- EXERCISE INSTRUCTIONS: Copy every line of the material below word for word.

- EXTRACTED DATA:
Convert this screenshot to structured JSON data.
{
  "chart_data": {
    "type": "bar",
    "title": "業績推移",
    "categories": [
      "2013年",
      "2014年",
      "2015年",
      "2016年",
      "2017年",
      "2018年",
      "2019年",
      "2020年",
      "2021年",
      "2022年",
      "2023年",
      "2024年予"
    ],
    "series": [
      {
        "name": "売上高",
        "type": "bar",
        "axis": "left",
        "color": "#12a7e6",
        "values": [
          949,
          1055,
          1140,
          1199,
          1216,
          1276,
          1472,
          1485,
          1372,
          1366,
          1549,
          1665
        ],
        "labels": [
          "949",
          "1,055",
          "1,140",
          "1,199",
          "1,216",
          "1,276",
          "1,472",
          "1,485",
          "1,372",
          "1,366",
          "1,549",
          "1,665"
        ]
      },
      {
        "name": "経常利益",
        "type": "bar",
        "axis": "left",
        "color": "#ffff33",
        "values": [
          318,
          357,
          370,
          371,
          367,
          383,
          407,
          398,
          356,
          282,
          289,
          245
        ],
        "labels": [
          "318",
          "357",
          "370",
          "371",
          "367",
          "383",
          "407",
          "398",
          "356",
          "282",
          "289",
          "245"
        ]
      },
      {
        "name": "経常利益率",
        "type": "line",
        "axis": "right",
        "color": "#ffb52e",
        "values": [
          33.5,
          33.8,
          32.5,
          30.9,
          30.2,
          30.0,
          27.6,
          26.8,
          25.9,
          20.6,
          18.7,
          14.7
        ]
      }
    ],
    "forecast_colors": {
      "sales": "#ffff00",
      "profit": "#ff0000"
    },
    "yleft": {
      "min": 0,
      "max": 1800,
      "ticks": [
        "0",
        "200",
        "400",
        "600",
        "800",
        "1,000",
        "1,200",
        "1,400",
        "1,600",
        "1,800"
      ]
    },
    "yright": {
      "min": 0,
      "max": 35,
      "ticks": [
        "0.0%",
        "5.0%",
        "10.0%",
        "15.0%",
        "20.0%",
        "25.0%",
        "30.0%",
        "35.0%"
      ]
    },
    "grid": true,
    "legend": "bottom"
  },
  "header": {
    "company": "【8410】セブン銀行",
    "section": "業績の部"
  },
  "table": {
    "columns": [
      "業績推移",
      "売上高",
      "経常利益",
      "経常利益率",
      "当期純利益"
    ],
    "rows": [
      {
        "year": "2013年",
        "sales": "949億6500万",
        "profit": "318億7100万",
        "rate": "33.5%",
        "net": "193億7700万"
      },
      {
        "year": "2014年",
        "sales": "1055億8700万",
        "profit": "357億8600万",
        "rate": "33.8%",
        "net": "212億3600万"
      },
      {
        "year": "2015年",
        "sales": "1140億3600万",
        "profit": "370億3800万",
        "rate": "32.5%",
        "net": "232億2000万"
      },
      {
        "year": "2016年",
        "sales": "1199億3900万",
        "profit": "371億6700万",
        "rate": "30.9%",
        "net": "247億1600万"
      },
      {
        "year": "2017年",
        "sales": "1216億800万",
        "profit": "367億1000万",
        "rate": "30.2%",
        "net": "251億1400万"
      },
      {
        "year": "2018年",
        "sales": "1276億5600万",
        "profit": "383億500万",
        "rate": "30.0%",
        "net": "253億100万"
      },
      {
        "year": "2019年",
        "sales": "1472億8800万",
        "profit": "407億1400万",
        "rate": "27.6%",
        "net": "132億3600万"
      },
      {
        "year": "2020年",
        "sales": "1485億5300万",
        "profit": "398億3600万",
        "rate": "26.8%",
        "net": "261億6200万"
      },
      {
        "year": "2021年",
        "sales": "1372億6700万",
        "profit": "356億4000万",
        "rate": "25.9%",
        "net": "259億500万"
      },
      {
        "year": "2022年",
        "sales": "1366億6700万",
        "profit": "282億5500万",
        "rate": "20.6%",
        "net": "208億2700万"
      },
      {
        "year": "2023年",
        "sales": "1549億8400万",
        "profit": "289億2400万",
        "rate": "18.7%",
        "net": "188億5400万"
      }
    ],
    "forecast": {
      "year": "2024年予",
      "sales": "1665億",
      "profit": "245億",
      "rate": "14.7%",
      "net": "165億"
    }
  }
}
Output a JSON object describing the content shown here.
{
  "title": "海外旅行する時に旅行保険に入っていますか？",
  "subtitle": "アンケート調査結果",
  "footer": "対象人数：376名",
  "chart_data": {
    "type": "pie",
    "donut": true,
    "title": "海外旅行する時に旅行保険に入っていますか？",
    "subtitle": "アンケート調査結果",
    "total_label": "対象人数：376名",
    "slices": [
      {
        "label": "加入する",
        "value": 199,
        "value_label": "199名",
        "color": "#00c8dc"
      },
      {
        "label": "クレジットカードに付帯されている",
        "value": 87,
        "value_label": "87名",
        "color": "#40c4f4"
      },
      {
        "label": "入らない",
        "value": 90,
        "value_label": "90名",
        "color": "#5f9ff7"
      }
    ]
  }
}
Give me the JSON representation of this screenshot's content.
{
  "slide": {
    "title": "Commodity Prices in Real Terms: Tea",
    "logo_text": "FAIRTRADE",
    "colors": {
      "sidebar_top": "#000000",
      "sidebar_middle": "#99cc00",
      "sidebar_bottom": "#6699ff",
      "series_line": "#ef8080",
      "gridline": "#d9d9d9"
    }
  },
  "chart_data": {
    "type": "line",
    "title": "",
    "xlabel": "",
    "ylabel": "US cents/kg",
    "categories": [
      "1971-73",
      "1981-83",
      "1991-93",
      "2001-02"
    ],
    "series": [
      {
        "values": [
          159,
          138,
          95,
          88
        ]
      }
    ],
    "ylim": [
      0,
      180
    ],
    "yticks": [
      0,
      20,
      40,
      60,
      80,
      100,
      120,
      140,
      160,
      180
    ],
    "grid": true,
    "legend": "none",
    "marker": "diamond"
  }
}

- THE ANSWER:
Convert this screenshot to structured JSON data.
{
  "chart_data": {
    "type": "bar",
    "title": "業績推移",
    "categories": [
      "2013年",
      "2014年",
      "2015年",
      "2016年",
      "2017年",
      "2018年",
      "2019年",
      "2020年",
      "2021年",
      "2022年",
      "2023年",
      "2024年予"
    ],
    "series": [
      {
        "name": "売上高",
        "type": "bar",
        "axis": "left",
        "color": "#12a7e6",
        "values": [
          949,
          1055,
          1140,
          1199,
          1216,
          1276,
          1472,
          1485,
          1372,
          1366,
          1549,
          1665
        ],
        "labels": [
          "949",
          "1,055",
          "1,140",
          "1,199",
          "1,216",
          "1,276",
          "1,472",
          "1,485",
          "1,372",
          "1,366",
          "1,549",
          "1,665"
        ]
      },
      {
        "name": "経常利益",
        "type": "bar",
        "axis": "left",
        "color": "#ffff33",
        "values": [
          318,
          357,
          370,
          371,
          367,
          383,
          407,
          398,
          356,
          282,
          289,
          245
        ],
        "labels": [
          "318",
          "357",
          "370",
          "371",
          "367",
          "383",
          "407",
          "398",
          "356",
          "282",
          "289",
          "245"
        ]
      },
      {
        "name": "経常利益率",
        "type": "line",
        "axis": "right",
        "color": "#ffb52e",
        "values": [
          33.5,
          33.8,
          32.5,
          30.9,
          30.2,
          30.0,
          27.6,
          26.8,
          25.9,
          20.6,
          18.7,
          14.7
        ]
      }
    ],
    "forecast_colors": {
      "sales": "#ffff00",
      "profit": "#ff0000"
    },
    "yleft": {
      "min": 0,
      "max": 1800,
      "ticks": [
        "0",
        "200",
        "400",
        "600",
        "800",
        "1,000",
        "1,200",
        "1,400",
        "1,600",
        "1,800"
      ]
    },
    "yright": {
      "min": 0,
      "max": 35,
      "ticks": [
        "0.0%",
        "5.0%",
        "10.0%",
        "15.0%",
        "20.0%",
        "25.0%",
        "30.0%",
        "35.0%"
      ]
    },
    "grid": true,
    "legend": "bottom"
  },
  "header": {
    "company": "【8410】セブン銀行",
    "section": "業績の部"
  },
  "table": {
    "columns": [
      "業績推移",
      "売上高",
      "経常利益",
      "経常利益率",
      "当期純利益"
    ],
    "rows": [
      {
        "year": "2013年",
        "sales": "949億6500万",
        "profit": "318億7100万",
        "rate": "33.5%",
        "net": "193億7700万"
      },
      {
        "year": "2014年",
        "sales": "1055億8700万",
        "profit": "357億8600万",
        "rate": "33.8%",
        "net": "212億3600万"
      },
      {
        "year": "2015年",
        "sales": "1140億3600万",
        "profit": "370億3800万",
        "rate": "32.5%",
        "net": "232億2000万"
      },
      {
        "year": "2016年",
        "sales": "1199億3900万",
        "profit": "371億6700万",
        "rate": "30.9%",
        "net": "247億1600万"
      },
      {
        "year": "2017年",
        "sales": "1216億800万",
        "profit": "367億1000万",
        "rate": "30.2%",
        "net": "251億1400万"
      },
      {
        "year": "2018年",
        "sales": "1276億5600万",
        "profit": "383億500万",
        "rate": "30.0%",
        "net": "253億100万"
      },
      {
        "year": "2019年",
        "sales": "1472億8800万",
        "profit": "407億1400万",
        "rate": "27.6%",
        "net": "132億3600万"
      },
      {
        "year": "2020年",
        "sales": "1485億5300万",
        "profit": "398億3600万",
        "rate": "26.8%",
        "net": "261億6200万"
      },
      {
        "year": "2021年",
        "sales": "1372億6700万",
        "profit": "356億4000万",
        "rate": "25.9%",
        "net": "259億500万"
      },
      {
        "year": "2022年",
        "sales": "1366億6700万",
        "profit": "282億5500万",
        "rate": "20.6%",
        "net": "208億2700万"
      },
      {
        "year": "2023年",
        "sales": "1549億8400万",
        "profit": "289億2400万",
        "rate": "18.7%",
        "net": "188億5400万"
      }
    ],
    "forecast": {
      "year": "2024年予",
      "sales": "1665億",
      "profit": "245億",
      "rate": "14.7%",
      "net": "165億"
    }
  }
}
Output a JSON object describing the content shown here.
{
  "title": "海外旅行する時に旅行保険に入っていますか？",
  "subtitle": "アンケート調査結果",
  "footer": "対象人数：376名",
  "chart_data": {
    "type": "pie",
    "donut": true,
    "title": "海外旅行する時に旅行保険に入っていますか？",
    "subtitle": "アンケート調査結果",
    "total_label": "対象人数：376名",
    "slices": [
      {
        "label": "加入する",
        "value": 199,
        "value_label": "199名",
        "color": "#00c8dc"
      },
      {
        "label": "クレジットカードに付帯されている",
        "value": 87,
        "value_label": "87名",
        "color": "#40c4f4"
      },
      {
        "label": "入らない",
        "value": 90,
        "value_label": "90名",
        "color": "#5f9ff7"
      }
    ]
  }
}
Give me the JSON representation of this screenshot's content.
{
  "slide": {
    "title": "Commodity Prices in Real Terms: Tea",
    "logo_text": "FAIRTRADE",
    "colors": {
      "sidebar_top": "#000000",
      "sidebar_middle": "#99cc00",
      "sidebar_bottom": "#6699ff",
      "series_line": "#ef8080",
      "gridline": "#d9d9d9"
    }
  },
  "chart_data": {
    "type": "line",
    "title": "",
    "xlabel": "",
    "ylabel": "US cents/kg",
    "categories": [
      "1971-73",
      "1981-83",
      "1991-93",
      "2001-02"
    ],
    "series": [
      {
        "values": [
          159,
          138,
          95,
          88
        ]
      }
    ],
    "ylim": [
      0,
      180
    ],
    "yticks": [
      0,
      20,
      40,
      60,
      80,
      100,
      120,
      140,
      160,
      180
    ],
    "grid": true,
    "legend": "none",
    "marker": "diamond"
  }
}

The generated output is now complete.